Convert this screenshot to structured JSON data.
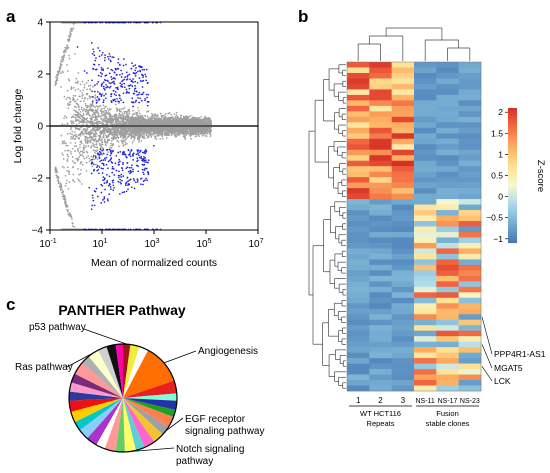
{
  "panels": {
    "a": {
      "letter": "a"
    },
    "b": {
      "letter": "b"
    },
    "c": {
      "letter": "c"
    }
  },
  "chart_data": [
    {
      "panel": "a",
      "type": "scatter",
      "title": "",
      "xlabel": "Mean of normalized counts",
      "ylabel": "Log fold change",
      "x_scale": "log10",
      "xlim": [
        0.1,
        10000000
      ],
      "ylim": [
        -4,
        4
      ],
      "x_ticks": [
        {
          "value": 0.1,
          "base": "10",
          "exp": "-1"
        },
        {
          "value": 10,
          "base": "10",
          "exp": "1"
        },
        {
          "value": 1000,
          "base": "10",
          "exp": "3"
        },
        {
          "value": 100000,
          "base": "10",
          "exp": "5"
        },
        {
          "value": 10000000,
          "base": "10",
          "exp": "7"
        }
      ],
      "y_ticks": [
        {
          "value": 4,
          "label": "4"
        },
        {
          "value": 2,
          "label": "2"
        },
        {
          "value": 0,
          "label": "0"
        },
        {
          "value": -2,
          "label": "−2"
        },
        {
          "value": -4,
          "label": "−4"
        }
      ],
      "reference_line": 0,
      "series": [
        {
          "color": "#9e9e9e",
          "description": "not significant"
        },
        {
          "color": "#1f22d8",
          "description": "significant"
        }
      ],
      "colors": {
        "nonsig": "#9e9e9e",
        "sig": "#1f22d8",
        "zero_line": "#555555"
      }
    },
    {
      "panel": "b",
      "type": "heatmap",
      "title": "",
      "color_scale": {
        "label": "Z-score",
        "min": -1.1,
        "max": 2.1,
        "ticks": [
          {
            "value": 2,
            "label": "2"
          },
          {
            "value": 1.5,
            "label": "1.5"
          },
          {
            "value": 1,
            "label": "1"
          },
          {
            "value": 0.5,
            "label": "0.5"
          },
          {
            "value": 0,
            "label": "0"
          },
          {
            "value": -0.5,
            "label": "−0.5"
          },
          {
            "value": -1,
            "label": "−1"
          }
        ],
        "stops": [
          "#4575b4",
          "#74add1",
          "#abd9e9",
          "#f7f7cf",
          "#fee090",
          "#fdae61",
          "#f46d43",
          "#d73027"
        ]
      },
      "columns": [
        "1",
        "2",
        "3",
        "NS-11",
        "NS-17",
        "NS-23"
      ],
      "groups": [
        {
          "label_lines": [
            "WT HCT116",
            "Repeats"
          ],
          "columns": [
            0,
            1,
            2
          ]
        },
        {
          "label_lines": [
            "Fusion",
            "stable clones"
          ],
          "columns": [
            3,
            4,
            5
          ]
        }
      ],
      "row_count": 60,
      "row_blocks": [
        {
          "rows": 25,
          "pattern": "high in WT HCT116 repeats, low in fusion stable clones"
        },
        {
          "rows": 35,
          "pattern": "low in WT HCT116 repeats, high in fusion stable clones"
        }
      ],
      "annotated_genes": [
        "PPP4R1-AS1",
        "MGAT5",
        "LCK"
      ]
    },
    {
      "panel": "c",
      "type": "pie",
      "title": "PANTHER Pathway",
      "labels": [
        {
          "text": [
            "p53 pathway"
          ]
        },
        {
          "text": [
            "Angiogenesis"
          ]
        },
        {
          "text": [
            "Ras pathway"
          ]
        },
        {
          "text": [
            "EGF receptor",
            "signaling pathway"
          ]
        },
        {
          "text": [
            "Notch signaling",
            "pathway"
          ]
        }
      ],
      "slices": [
        {
          "value": 2.0,
          "color": "#a31515"
        },
        {
          "value": 2.5,
          "color": "#f4ec3c"
        },
        {
          "value": 2.5,
          "color": "#ffffff"
        },
        {
          "value": 11.0,
          "color": "#ff6e00"
        },
        {
          "value": 3.5,
          "color": "#e82020"
        },
        {
          "value": 2.0,
          "color": "#7fffd4"
        },
        {
          "value": 2.5,
          "color": "#2233aa"
        },
        {
          "value": 2.0,
          "color": "#20a020"
        },
        {
          "value": 3.0,
          "color": "#ff7f50"
        },
        {
          "value": 2.5,
          "color": "#a0a0a0"
        },
        {
          "value": 3.0,
          "color": "#f4c430"
        },
        {
          "value": 3.0,
          "color": "#ff66cc"
        },
        {
          "value": 2.5,
          "color": "#5ecfd2"
        },
        {
          "value": 3.0,
          "color": "#ffff66"
        },
        {
          "value": 2.5,
          "color": "#66cc66"
        },
        {
          "value": 3.0,
          "color": "#ff9999"
        },
        {
          "value": 2.5,
          "color": "#ffffff"
        },
        {
          "value": 3.0,
          "color": "#aa33cc"
        },
        {
          "value": 3.0,
          "color": "#87cefa"
        },
        {
          "value": 2.5,
          "color": "#00c8c8"
        },
        {
          "value": 3.0,
          "color": "#ffcc00"
        },
        {
          "value": 3.0,
          "color": "#ee1111"
        },
        {
          "value": 2.5,
          "color": "#2a3aa0"
        },
        {
          "value": 2.5,
          "color": "#ff99cc"
        },
        {
          "value": 2.5,
          "color": "#7a2a7a"
        },
        {
          "value": 3.5,
          "color": "#ff9999"
        },
        {
          "value": 2.5,
          "color": "#b0b0b0"
        },
        {
          "value": 3.0,
          "color": "#ffffcc"
        },
        {
          "value": 2.5,
          "color": "#d0d0d0"
        },
        {
          "value": 2.5,
          "color": "#111111"
        },
        {
          "value": 2.0,
          "color": "#ff00aa"
        }
      ],
      "colors": {
        "outline": "#000000"
      }
    }
  ]
}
────
[YOUR GOAL] The required output is each line above restated verbatim, with all images omitted.

[FINAL ANSWER]
Convert this screenshot to structured JSON data.
{
  "panels": {
    "a": {
      "letter": "a"
    },
    "b": {
      "letter": "b"
    },
    "c": {
      "letter": "c"
    }
  },
  "chart_data": [
    {
      "panel": "a",
      "type": "scatter",
      "title": "",
      "xlabel": "Mean of normalized counts",
      "ylabel": "Log fold change",
      "x_scale": "log10",
      "xlim": [
        0.1,
        10000000
      ],
      "ylim": [
        -4,
        4
      ],
      "x_ticks": [
        {
          "value": 0.1,
          "base": "10",
          "exp": "-1"
        },
        {
          "value": 10,
          "base": "10",
          "exp": "1"
        },
        {
          "value": 1000,
          "base": "10",
          "exp": "3"
        },
        {
          "value": 100000,
          "base": "10",
          "exp": "5"
        },
        {
          "value": 10000000,
          "base": "10",
          "exp": "7"
        }
      ],
      "y_ticks": [
        {
          "value": 4,
          "label": "4"
        },
        {
          "value": 2,
          "label": "2"
        },
        {
          "value": 0,
          "label": "0"
        },
        {
          "value": -2,
          "label": "−2"
        },
        {
          "value": -4,
          "label": "−4"
        }
      ],
      "reference_line": 0,
      "series": [
        {
          "color": "#9e9e9e",
          "description": "not significant"
        },
        {
          "color": "#1f22d8",
          "description": "significant"
        }
      ],
      "colors": {
        "nonsig": "#9e9e9e",
        "sig": "#1f22d8",
        "zero_line": "#555555"
      }
    },
    {
      "panel": "b",
      "type": "heatmap",
      "title": "",
      "color_scale": {
        "label": "Z-score",
        "min": -1.1,
        "max": 2.1,
        "ticks": [
          {
            "value": 2,
            "label": "2"
          },
          {
            "value": 1.5,
            "label": "1.5"
          },
          {
            "value": 1,
            "label": "1"
          },
          {
            "value": 0.5,
            "label": "0.5"
          },
          {
            "value": 0,
            "label": "0"
          },
          {
            "value": -0.5,
            "label": "−0.5"
          },
          {
            "value": -1,
            "label": "−1"
          }
        ],
        "stops": [
          "#4575b4",
          "#74add1",
          "#abd9e9",
          "#f7f7cf",
          "#fee090",
          "#fdae61",
          "#f46d43",
          "#d73027"
        ]
      },
      "columns": [
        "1",
        "2",
        "3",
        "NS-11",
        "NS-17",
        "NS-23"
      ],
      "groups": [
        {
          "label_lines": [
            "WT HCT116",
            "Repeats"
          ],
          "columns": [
            0,
            1,
            2
          ]
        },
        {
          "label_lines": [
            "Fusion",
            "stable clones"
          ],
          "columns": [
            3,
            4,
            5
          ]
        }
      ],
      "row_count": 60,
      "row_blocks": [
        {
          "rows": 25,
          "pattern": "high in WT HCT116 repeats, low in fusion stable clones"
        },
        {
          "rows": 35,
          "pattern": "low in WT HCT116 repeats, high in fusion stable clones"
        }
      ],
      "annotated_genes": [
        "PPP4R1-AS1",
        "MGAT5",
        "LCK"
      ]
    },
    {
      "panel": "c",
      "type": "pie",
      "title": "PANTHER Pathway",
      "labels": [
        {
          "text": [
            "p53 pathway"
          ]
        },
        {
          "text": [
            "Angiogenesis"
          ]
        },
        {
          "text": [
            "Ras pathway"
          ]
        },
        {
          "text": [
            "EGF receptor",
            "signaling pathway"
          ]
        },
        {
          "text": [
            "Notch signaling",
            "pathway"
          ]
        }
      ],
      "slices": [
        {
          "value": 2.0,
          "color": "#a31515"
        },
        {
          "value": 2.5,
          "color": "#f4ec3c"
        },
        {
          "value": 2.5,
          "color": "#ffffff"
        },
        {
          "value": 11.0,
          "color": "#ff6e00"
        },
        {
          "value": 3.5,
          "color": "#e82020"
        },
        {
          "value": 2.0,
          "color": "#7fffd4"
        },
        {
          "value": 2.5,
          "color": "#2233aa"
        },
        {
          "value": 2.0,
          "color": "#20a020"
        },
        {
          "value": 3.0,
          "color": "#ff7f50"
        },
        {
          "value": 2.5,
          "color": "#a0a0a0"
        },
        {
          "value": 3.0,
          "color": "#f4c430"
        },
        {
          "value": 3.0,
          "color": "#ff66cc"
        },
        {
          "value": 2.5,
          "color": "#5ecfd2"
        },
        {
          "value": 3.0,
          "color": "#ffff66"
        },
        {
          "value": 2.5,
          "color": "#66cc66"
        },
        {
          "value": 3.0,
          "color": "#ff9999"
        },
        {
          "value": 2.5,
          "color": "#ffffff"
        },
        {
          "value": 3.0,
          "color": "#aa33cc"
        },
        {
          "value": 3.0,
          "color": "#87cefa"
        },
        {
          "value": 2.5,
          "color": "#00c8c8"
        },
        {
          "value": 3.0,
          "color": "#ffcc00"
        },
        {
          "value": 3.0,
          "color": "#ee1111"
        },
        {
          "value": 2.5,
          "color": "#2a3aa0"
        },
        {
          "value": 2.5,
          "color": "#ff99cc"
        },
        {
          "value": 2.5,
          "color": "#7a2a7a"
        },
        {
          "value": 3.5,
          "color": "#ff9999"
        },
        {
          "value": 2.5,
          "color": "#b0b0b0"
        },
        {
          "value": 3.0,
          "color": "#ffffcc"
        },
        {
          "value": 2.5,
          "color": "#d0d0d0"
        },
        {
          "value": 2.5,
          "color": "#111111"
        },
        {
          "value": 2.0,
          "color": "#ff00aa"
        }
      ],
      "colors": {
        "outline": "#000000"
      }
    }
  ]
}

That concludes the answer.